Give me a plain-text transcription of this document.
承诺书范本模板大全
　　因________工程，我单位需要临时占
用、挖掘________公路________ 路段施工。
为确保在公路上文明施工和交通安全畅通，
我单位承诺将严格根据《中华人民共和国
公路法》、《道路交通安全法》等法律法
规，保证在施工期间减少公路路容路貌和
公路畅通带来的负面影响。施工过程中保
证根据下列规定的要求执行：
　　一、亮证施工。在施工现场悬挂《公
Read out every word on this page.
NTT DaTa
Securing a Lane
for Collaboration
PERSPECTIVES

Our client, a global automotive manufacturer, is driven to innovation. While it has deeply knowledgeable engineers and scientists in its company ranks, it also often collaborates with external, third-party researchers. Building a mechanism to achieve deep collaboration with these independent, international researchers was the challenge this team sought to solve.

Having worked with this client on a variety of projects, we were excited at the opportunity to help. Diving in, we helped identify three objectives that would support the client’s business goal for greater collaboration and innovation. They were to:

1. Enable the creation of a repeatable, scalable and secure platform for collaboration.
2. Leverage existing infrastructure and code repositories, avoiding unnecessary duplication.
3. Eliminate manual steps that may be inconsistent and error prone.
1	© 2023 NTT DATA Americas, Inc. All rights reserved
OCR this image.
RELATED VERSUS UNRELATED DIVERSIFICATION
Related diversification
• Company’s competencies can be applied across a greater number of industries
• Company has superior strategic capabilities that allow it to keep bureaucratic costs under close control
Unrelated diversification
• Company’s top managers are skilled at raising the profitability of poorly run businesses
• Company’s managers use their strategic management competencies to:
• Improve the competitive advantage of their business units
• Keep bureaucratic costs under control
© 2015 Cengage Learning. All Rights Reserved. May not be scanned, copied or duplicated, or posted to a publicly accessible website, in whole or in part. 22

* * * * * * *

What to do: Write an exact transcription of every entry above.

Answer to this problem:
Give me a plain-text transcription of this document.
承诺书范本模板大全
　　因________工程，我单位需要临时占
用、挖掘________公路________ 路段施工。
为确保在公路上文明施工和交通安全畅通，
我单位承诺将严格根据《中华人民共和国
公路法》、《道路交通安全法》等法律法
规，保证在施工期间减少公路路容路貌和
公路畅通带来的负面影响。施工过程中保
证根据下列规定的要求执行：
　　一、亮证施工。在施工现场悬挂《公
Read out every word on this page.
NTT DaTa
Securing a Lane
for Collaboration
PERSPECTIVES

Our client, a global automotive manufacturer, is driven to innovation. While it has deeply knowledgeable engineers and scientists in its company ranks, it also often collaborates with external, third-party researchers. Building a mechanism to achieve deep collaboration with these independent, international researchers was the challenge this team sought to solve.

Having worked with this client on a variety of projects, we were excited at the opportunity to help. Diving in, we helped identify three objectives that would support the client’s business goal for greater collaboration and innovation. They were to:

1. Enable the creation of a repeatable, scalable and secure platform for collaboration.
2. Leverage existing infrastructure and code repositories, avoiding unnecessary duplication.
3. Eliminate manual steps that may be inconsistent and error prone.
1	© 2023 NTT DATA Americas, Inc. All rights reserved
OCR this image.
RELATED VERSUS UNRELATED DIVERSIFICATION
Related diversification
• Company’s competencies can be applied across a greater number of industries
• Company has superior strategic capabilities that allow it to keep bureaucratic costs under close control
Unrelated diversification
• Company’s top managers are skilled at raising the profitability of poorly run businesses
• Company’s managers use their strategic management competencies to:
• Improve the competitive advantage of their business units
• Keep bureaucratic costs under control
© 2015 Cengage Learning. All Rights Reserved. May not be scanned, copied or duplicated, or posted to a publicly accessible website, in whole or in part. 22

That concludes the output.